WORK INSTRUCTIONS: Search the material for the string "this" and copy each line where it occurs.

DATA LINES:
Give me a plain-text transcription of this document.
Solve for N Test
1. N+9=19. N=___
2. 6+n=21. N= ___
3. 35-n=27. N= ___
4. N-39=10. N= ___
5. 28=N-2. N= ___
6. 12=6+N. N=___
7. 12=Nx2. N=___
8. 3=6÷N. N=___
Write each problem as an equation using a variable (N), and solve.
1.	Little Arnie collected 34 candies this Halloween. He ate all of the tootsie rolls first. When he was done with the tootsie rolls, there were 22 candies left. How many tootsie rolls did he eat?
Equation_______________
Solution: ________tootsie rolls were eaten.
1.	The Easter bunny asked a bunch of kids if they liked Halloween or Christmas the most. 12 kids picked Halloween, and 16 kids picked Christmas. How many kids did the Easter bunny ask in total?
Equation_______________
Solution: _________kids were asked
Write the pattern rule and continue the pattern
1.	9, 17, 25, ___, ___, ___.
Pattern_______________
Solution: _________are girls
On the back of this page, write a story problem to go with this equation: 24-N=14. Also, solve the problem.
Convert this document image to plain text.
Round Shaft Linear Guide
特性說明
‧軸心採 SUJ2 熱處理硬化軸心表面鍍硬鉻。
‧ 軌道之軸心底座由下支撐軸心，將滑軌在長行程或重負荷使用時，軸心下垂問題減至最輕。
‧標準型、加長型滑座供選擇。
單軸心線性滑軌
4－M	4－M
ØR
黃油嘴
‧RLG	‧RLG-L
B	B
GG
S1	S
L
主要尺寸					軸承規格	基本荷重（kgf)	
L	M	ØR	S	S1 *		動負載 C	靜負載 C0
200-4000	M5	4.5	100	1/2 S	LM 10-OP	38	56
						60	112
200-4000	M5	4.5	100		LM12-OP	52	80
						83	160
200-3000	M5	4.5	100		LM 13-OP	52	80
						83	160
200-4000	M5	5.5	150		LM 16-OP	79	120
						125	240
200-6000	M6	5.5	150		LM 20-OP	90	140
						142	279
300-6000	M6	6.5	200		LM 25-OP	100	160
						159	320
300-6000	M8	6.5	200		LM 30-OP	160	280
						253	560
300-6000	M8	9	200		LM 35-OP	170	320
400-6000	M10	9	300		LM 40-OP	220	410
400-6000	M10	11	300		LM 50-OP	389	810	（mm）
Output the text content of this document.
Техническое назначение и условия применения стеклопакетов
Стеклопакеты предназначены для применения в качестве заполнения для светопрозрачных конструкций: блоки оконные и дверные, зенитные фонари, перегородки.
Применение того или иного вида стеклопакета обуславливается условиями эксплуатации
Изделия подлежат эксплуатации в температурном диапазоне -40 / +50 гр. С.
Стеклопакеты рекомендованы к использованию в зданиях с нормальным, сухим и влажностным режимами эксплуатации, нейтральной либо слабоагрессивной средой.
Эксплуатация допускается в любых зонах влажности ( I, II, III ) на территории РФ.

ANSWER:
Give me a plain-text transcription of this document.
1.	Little Arnie collected 34 candies this Halloween. He ate all of the tootsie rolls first. When he was done with the tootsie rolls, there were 22 candies left. How many tootsie rolls did he eat?
On the back of this page, write a story problem to go with this equation: 24-N=14. Also, solve the problem.
Convert this document image to plain text.
Output the text content of this document.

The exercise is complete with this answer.